> WHAT THE TASK ASKS: Look through the listing for the word "everything". Copy each line that has it.

begin DATA SHOWN

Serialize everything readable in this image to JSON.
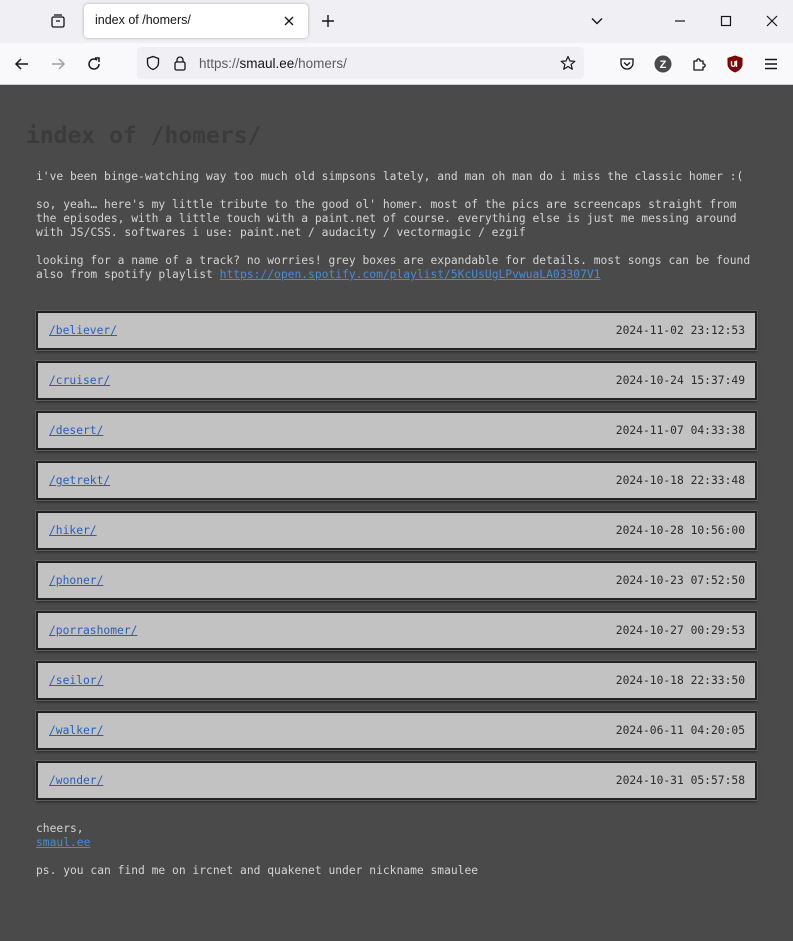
{
  "browser": {
    "tab_title": "index of /homers/",
    "url_scheme": "https://",
    "url_host": "smaul.ee",
    "url_path": "/homers/",
    "extension_badge": "Z"
  },
  "page": {
    "title": "index of /homers/",
    "intro": "i've been binge-watching way too much old simpsons lately, and man oh man do i miss the classic homer :(",
    "about_line1": "so, yeah… here's my little tribute to the good ol' homer. most of the pics are screencaps straight from",
    "about_line2": "the episodes, with a little touch with a paint.net of course. everything else is just me messing around",
    "about_line3": "with JS/CSS. softwares i use: paint.net / audacity / vectormagic / ezgif",
    "track_line1": "looking for a name of a track? no worries! grey boxes are expandable for details. most songs can be found",
    "track_line2_prefix": "also from spotify playlist ",
    "spotify_link": "https://open.spotify.com/playlist/5KcUsUgLPvwuaLA03307V1",
    "directories": [
      {
        "name": "/believer/",
        "date": "2024-11-02 23:12:53"
      },
      {
        "name": "/cruiser/",
        "date": "2024-10-24 15:37:49"
      },
      {
        "name": "/desert/",
        "date": "2024-11-07 04:33:38"
      },
      {
        "name": "/getrekt/",
        "date": "2024-10-18 22:33:48"
      },
      {
        "name": "/hiker/",
        "date": "2024-10-28 10:56:00"
      },
      {
        "name": "/phoner/",
        "date": "2024-10-23 07:52:50"
      },
      {
        "name": "/porrashomer/",
        "date": "2024-10-27 00:29:53"
      },
      {
        "name": "/seilor/",
        "date": "2024-10-18 22:33:50"
      },
      {
        "name": "/walker/",
        "date": "2024-06-11 04:20:05"
      },
      {
        "name": "/wonder/",
        "date": "2024-10-31 05:57:58"
      }
    ],
    "signoff": "cheers,",
    "signoff_link": "smaul.ee",
    "ps": "ps. you can find me on ircnet and quakenet under nickname smaulee"
  },
  "colors": {
    "page_background": "#4a4a4a",
    "box_background": "#c2c2c2",
    "link": "#2a5fb8"
  }
}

end DATA SHOWN

> ANSWER TO THE PROBLEM:
Serialize everything readable in this image to JSON.
    "about_line2": "the episodes, with a little touch with a paint.net of course. everything else is just me messing around",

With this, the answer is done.